**PROBLEM DETAILS:** Search the data below for the string "Unbenannt". Extract every line that contains it.

[Entries from a dataset]
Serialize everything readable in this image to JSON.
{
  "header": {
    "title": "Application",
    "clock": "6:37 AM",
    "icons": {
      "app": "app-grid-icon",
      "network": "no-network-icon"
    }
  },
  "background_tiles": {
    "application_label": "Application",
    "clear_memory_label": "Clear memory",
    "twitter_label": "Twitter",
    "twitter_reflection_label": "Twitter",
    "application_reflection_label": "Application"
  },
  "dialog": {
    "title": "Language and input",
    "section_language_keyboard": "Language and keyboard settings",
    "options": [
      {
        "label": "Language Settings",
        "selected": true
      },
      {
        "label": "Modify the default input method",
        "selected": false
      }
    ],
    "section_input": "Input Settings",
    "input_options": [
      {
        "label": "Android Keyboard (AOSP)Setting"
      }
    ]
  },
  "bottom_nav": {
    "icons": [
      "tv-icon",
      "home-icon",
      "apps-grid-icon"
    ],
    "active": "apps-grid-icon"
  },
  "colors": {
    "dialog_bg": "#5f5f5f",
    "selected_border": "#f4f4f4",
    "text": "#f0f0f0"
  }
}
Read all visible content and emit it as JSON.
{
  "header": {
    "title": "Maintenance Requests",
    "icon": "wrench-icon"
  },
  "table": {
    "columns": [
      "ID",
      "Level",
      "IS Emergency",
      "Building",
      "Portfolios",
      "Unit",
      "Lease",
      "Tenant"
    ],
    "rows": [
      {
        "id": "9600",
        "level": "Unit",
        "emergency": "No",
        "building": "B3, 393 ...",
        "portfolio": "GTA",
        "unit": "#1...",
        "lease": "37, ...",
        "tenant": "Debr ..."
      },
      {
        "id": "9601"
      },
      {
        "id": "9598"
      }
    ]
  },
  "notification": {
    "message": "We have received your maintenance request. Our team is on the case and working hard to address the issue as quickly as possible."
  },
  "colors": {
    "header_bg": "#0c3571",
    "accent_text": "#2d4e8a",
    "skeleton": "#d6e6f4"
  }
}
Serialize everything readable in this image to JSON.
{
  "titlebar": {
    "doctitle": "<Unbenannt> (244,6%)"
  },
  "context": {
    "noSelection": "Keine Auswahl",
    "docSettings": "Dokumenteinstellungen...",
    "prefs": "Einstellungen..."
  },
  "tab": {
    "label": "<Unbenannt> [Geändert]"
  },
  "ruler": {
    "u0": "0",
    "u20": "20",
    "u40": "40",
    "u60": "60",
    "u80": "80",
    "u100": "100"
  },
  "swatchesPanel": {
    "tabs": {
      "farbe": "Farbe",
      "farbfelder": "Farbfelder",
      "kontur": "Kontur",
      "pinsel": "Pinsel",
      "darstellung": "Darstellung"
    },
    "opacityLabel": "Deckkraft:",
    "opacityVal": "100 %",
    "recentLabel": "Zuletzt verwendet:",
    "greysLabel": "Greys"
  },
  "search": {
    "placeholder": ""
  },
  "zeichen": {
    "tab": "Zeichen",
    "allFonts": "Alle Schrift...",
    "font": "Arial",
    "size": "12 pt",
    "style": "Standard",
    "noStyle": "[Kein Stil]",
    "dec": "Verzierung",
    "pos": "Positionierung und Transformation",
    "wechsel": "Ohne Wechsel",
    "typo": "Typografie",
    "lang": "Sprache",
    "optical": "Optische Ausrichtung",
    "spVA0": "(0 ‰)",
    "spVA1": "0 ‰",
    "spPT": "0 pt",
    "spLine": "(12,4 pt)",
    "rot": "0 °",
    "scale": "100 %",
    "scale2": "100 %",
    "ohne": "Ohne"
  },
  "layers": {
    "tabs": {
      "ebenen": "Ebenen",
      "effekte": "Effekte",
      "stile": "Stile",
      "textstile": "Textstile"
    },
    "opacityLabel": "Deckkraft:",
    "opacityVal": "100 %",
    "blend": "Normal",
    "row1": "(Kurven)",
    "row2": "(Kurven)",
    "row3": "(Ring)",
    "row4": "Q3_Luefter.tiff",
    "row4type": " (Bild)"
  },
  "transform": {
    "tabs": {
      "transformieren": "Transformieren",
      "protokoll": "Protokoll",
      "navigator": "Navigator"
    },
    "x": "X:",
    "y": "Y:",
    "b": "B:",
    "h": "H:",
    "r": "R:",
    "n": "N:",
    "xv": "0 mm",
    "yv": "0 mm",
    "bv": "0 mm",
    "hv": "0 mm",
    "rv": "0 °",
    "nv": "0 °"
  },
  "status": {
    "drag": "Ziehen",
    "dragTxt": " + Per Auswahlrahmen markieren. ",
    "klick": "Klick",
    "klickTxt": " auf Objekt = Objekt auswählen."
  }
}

**RESPONSE TO THE TASK:**
    "doctitle": "<Unbenannt> (244,6%)"
    "label": "<Unbenannt> [Geändert]"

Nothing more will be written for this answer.